## What to do
Extract every entry word for word.

## Data shown

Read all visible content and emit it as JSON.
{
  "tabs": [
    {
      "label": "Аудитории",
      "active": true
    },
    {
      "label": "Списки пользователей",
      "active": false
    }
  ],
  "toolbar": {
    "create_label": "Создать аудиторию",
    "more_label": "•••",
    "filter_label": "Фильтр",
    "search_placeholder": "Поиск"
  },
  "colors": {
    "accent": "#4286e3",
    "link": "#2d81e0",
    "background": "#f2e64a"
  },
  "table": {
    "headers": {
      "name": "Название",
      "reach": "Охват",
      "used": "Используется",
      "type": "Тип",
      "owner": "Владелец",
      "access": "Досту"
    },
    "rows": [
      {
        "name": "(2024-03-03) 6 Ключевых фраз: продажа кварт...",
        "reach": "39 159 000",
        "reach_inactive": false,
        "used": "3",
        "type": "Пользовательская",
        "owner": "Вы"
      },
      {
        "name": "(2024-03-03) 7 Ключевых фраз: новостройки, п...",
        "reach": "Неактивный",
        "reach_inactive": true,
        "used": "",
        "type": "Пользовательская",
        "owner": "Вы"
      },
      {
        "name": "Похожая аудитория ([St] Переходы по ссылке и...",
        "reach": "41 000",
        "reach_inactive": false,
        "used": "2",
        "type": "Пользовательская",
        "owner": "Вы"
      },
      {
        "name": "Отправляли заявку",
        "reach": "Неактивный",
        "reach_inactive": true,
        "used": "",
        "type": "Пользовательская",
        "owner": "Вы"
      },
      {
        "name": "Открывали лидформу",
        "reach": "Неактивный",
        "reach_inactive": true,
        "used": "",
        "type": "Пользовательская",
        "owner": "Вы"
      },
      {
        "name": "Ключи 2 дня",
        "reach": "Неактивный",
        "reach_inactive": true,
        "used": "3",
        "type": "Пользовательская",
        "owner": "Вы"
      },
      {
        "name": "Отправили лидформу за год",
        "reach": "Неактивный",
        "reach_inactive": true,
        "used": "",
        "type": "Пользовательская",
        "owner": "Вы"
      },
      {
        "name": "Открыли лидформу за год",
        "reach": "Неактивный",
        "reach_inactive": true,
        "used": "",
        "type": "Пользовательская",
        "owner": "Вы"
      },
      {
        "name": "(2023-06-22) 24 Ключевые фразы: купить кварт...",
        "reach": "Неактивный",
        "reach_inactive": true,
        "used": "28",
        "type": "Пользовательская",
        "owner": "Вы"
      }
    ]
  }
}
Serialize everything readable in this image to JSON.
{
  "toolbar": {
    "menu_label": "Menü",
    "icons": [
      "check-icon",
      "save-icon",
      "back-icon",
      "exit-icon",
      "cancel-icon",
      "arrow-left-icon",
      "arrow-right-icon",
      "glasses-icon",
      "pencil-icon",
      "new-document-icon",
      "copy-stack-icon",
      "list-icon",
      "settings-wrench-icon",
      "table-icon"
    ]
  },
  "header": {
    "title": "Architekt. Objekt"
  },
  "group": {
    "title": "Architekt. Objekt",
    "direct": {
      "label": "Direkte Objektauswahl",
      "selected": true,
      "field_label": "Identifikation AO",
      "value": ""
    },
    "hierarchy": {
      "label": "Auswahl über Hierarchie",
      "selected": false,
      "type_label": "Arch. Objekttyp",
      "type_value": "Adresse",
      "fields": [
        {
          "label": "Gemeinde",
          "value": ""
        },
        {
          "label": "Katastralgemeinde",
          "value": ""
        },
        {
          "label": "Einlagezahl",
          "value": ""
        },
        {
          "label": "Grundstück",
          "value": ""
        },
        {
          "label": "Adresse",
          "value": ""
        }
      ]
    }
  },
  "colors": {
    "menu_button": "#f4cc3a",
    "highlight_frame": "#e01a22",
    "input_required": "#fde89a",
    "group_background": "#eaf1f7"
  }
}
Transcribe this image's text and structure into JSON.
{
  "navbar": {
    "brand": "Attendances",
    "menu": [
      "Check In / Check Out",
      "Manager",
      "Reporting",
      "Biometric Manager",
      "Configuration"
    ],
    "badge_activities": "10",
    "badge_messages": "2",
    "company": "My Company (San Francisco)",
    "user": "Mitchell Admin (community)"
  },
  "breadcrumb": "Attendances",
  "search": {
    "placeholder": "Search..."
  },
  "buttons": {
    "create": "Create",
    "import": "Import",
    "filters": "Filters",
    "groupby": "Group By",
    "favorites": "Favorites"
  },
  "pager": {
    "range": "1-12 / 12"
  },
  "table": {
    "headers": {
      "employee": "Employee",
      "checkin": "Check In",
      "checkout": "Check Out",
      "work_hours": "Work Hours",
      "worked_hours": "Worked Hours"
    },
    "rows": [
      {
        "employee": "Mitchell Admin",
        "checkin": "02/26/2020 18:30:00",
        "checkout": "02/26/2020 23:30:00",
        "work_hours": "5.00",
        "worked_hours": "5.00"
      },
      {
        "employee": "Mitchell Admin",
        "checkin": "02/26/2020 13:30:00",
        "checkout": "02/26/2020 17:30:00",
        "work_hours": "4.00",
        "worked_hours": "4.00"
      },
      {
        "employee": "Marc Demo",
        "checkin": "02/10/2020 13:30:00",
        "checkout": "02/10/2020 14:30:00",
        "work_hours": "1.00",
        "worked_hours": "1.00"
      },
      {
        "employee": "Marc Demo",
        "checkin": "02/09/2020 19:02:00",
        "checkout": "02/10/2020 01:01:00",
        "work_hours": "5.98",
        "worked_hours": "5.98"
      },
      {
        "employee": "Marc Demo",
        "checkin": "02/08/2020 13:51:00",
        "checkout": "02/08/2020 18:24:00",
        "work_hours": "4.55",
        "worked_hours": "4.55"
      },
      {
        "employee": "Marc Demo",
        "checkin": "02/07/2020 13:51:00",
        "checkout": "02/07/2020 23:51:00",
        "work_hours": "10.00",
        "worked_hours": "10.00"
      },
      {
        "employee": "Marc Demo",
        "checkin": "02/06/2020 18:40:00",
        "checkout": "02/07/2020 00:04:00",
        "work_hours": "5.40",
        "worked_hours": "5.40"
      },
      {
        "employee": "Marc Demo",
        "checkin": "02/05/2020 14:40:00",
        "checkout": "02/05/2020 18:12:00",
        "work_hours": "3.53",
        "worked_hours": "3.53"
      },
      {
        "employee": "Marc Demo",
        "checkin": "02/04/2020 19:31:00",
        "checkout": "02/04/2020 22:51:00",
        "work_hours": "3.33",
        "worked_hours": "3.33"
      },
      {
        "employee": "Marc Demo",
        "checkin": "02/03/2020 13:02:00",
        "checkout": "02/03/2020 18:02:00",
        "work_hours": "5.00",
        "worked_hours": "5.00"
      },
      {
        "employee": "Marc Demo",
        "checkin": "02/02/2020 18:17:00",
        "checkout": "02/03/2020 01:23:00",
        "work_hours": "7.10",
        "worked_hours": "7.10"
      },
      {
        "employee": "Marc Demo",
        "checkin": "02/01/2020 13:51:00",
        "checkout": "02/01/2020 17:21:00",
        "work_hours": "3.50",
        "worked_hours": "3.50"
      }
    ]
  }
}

## Solution for this exercise
Read all visible content and emit it as JSON.
{
  "tabs": [
    {
      "label": "Аудитории",
      "active": true
    },
    {
      "label": "Списки пользователей",
      "active": false
    }
  ],
  "toolbar": {
    "create_label": "Создать аудиторию",
    "more_label": "•••",
    "filter_label": "Фильтр",
    "search_placeholder": "Поиск"
  },
  "colors": {
    "accent": "#4286e3",
    "link": "#2d81e0",
    "background": "#f2e64a"
  },
  "table": {
    "headers": {
      "name": "Название",
      "reach": "Охват",
      "used": "Используется",
      "type": "Тип",
      "owner": "Владелец",
      "access": "Досту"
    },
    "rows": [
      {
        "name": "(2024-03-03) 6 Ключевых фраз: продажа кварт...",
        "reach": "39 159 000",
        "reach_inactive": false,
        "used": "3",
        "type": "Пользовательская",
        "owner": "Вы"
      },
      {
        "name": "(2024-03-03) 7 Ключевых фраз: новостройки, п...",
        "reach": "Неактивный",
        "reach_inactive": true,
        "used": "",
        "type": "Пользовательская",
        "owner": "Вы"
      },
      {
        "name": "Похожая аудитория ([St] Переходы по ссылке и...",
        "reach": "41 000",
        "reach_inactive": false,
        "used": "2",
        "type": "Пользовательская",
        "owner": "Вы"
      },
      {
        "name": "Отправляли заявку",
        "reach": "Неактивный",
        "reach_inactive": true,
        "used": "",
        "type": "Пользовательская",
        "owner": "Вы"
      },
      {
        "name": "Открывали лидформу",
        "reach": "Неактивный",
        "reach_inactive": true,
        "used": "",
        "type": "Пользовательская",
        "owner": "Вы"
      },
      {
        "name": "Ключи 2 дня",
        "reach": "Неактивный",
        "reach_inactive": true,
        "used": "3",
        "type": "Пользовательская",
        "owner": "Вы"
      },
      {
        "name": "Отправили лидформу за год",
        "reach": "Неактивный",
        "reach_inactive": true,
        "used": "",
        "type": "Пользовательская",
        "owner": "Вы"
      },
      {
        "name": "Открыли лидформу за год",
        "reach": "Неактивный",
        "reach_inactive": true,
        "used": "",
        "type": "Пользовательская",
        "owner": "Вы"
      },
      {
        "name": "(2023-06-22) 24 Ключевые фразы: купить кварт...",
        "reach": "Неактивный",
        "reach_inactive": true,
        "used": "28",
        "type": "Пользовательская",
        "owner": "Вы"
      }
    ]
  }
}
Serialize everything readable in this image to JSON.
{
  "toolbar": {
    "menu_label": "Menü",
    "icons": [
      "check-icon",
      "save-icon",
      "back-icon",
      "exit-icon",
      "cancel-icon",
      "arrow-left-icon",
      "arrow-right-icon",
      "glasses-icon",
      "pencil-icon",
      "new-document-icon",
      "copy-stack-icon",
      "list-icon",
      "settings-wrench-icon",
      "table-icon"
    ]
  },
  "header": {
    "title": "Architekt. Objekt"
  },
  "group": {
    "title": "Architekt. Objekt",
    "direct": {
      "label": "Direkte Objektauswahl",
      "selected": true,
      "field_label": "Identifikation AO",
      "value": ""
    },
    "hierarchy": {
      "label": "Auswahl über Hierarchie",
      "selected": false,
      "type_label": "Arch. Objekttyp",
      "type_value": "Adresse",
      "fields": [
        {
          "label": "Gemeinde",
          "value": ""
        },
        {
          "label": "Katastralgemeinde",
          "value": ""
        },
        {
          "label": "Einlagezahl",
          "value": ""
        },
        {
          "label": "Grundstück",
          "value": ""
        },
        {
          "label": "Adresse",
          "value": ""
        }
      ]
    }
  },
  "colors": {
    "menu_button": "#f4cc3a",
    "highlight_frame": "#e01a22",
    "input_required": "#fde89a",
    "group_background": "#eaf1f7"
  }
}
Transcribe this image's text and structure into JSON.
{
  "navbar": {
    "brand": "Attendances",
    "menu": [
      "Check In / Check Out",
      "Manager",
      "Reporting",
      "Biometric Manager",
      "Configuration"
    ],
    "badge_activities": "10",
    "badge_messages": "2",
    "company": "My Company (San Francisco)",
    "user": "Mitchell Admin (community)"
  },
  "breadcrumb": "Attendances",
  "search": {
    "placeholder": "Search..."
  },
  "buttons": {
    "create": "Create",
    "import": "Import",
    "filters": "Filters",
    "groupby": "Group By",
    "favorites": "Favorites"
  },
  "pager": {
    "range": "1-12 / 12"
  },
  "table": {
    "headers": {
      "employee": "Employee",
      "checkin": "Check In",
      "checkout": "Check Out",
      "work_hours": "Work Hours",
      "worked_hours": "Worked Hours"
    },
    "rows": [
      {
        "employee": "Mitchell Admin",
        "checkin": "02/26/2020 18:30:00",
        "checkout": "02/26/2020 23:30:00",
        "work_hours": "5.00",
        "worked_hours": "5.00"
      },
      {
        "employee": "Mitchell Admin",
        "checkin": "02/26/2020 13:30:00",
        "checkout": "02/26/2020 17:30:00",
        "work_hours": "4.00",
        "worked_hours": "4.00"
      },
      {
        "employee": "Marc Demo",
        "checkin": "02/10/2020 13:30:00",
        "checkout": "02/10/2020 14:30:00",
        "work_hours": "1.00",
        "worked_hours": "1.00"
      },
      {
        "employee": "Marc Demo",
        "checkin": "02/09/2020 19:02:00",
        "checkout": "02/10/2020 01:01:00",
        "work_hours": "5.98",
        "worked_hours": "5.98"
      },
      {
        "employee": "Marc Demo",
        "checkin": "02/08/2020 13:51:00",
        "checkout": "02/08/2020 18:24:00",
        "work_hours": "4.55",
        "worked_hours": "4.55"
      },
      {
        "employee": "Marc Demo",
        "checkin": "02/07/2020 13:51:00",
        "checkout": "02/07/2020 23:51:00",
        "work_hours": "10.00",
        "worked_hours": "10.00"
      },
      {
        "employee": "Marc Demo",
        "checkin": "02/06/2020 18:40:00",
        "checkout": "02/07/2020 00:04:00",
        "work_hours": "5.40",
        "worked_hours": "5.40"
      },
      {
        "employee": "Marc Demo",
        "checkin": "02/05/2020 14:40:00",
        "checkout": "02/05/2020 18:12:00",
        "work_hours": "3.53",
        "worked_hours": "3.53"
      },
      {
        "employee": "Marc Demo",
        "checkin": "02/04/2020 19:31:00",
        "checkout": "02/04/2020 22:51:00",
        "work_hours": "3.33",
        "worked_hours": "3.33"
      },
      {
        "employee": "Marc Demo",
        "checkin": "02/03/2020 13:02:00",
        "checkout": "02/03/2020 18:02:00",
        "work_hours": "5.00",
        "worked_hours": "5.00"
      },
      {
        "employee": "Marc Demo",
        "checkin": "02/02/2020 18:17:00",
        "checkout": "02/03/2020 01:23:00",
        "work_hours": "7.10",
        "worked_hours": "7.10"
      },
      {
        "employee": "Marc Demo",
        "checkin": "02/01/2020 13:51:00",
        "checkout": "02/01/2020 17:21:00",
        "work_hours": "3.50",
        "worked_hours": "3.50"
      }
    ]
  }
}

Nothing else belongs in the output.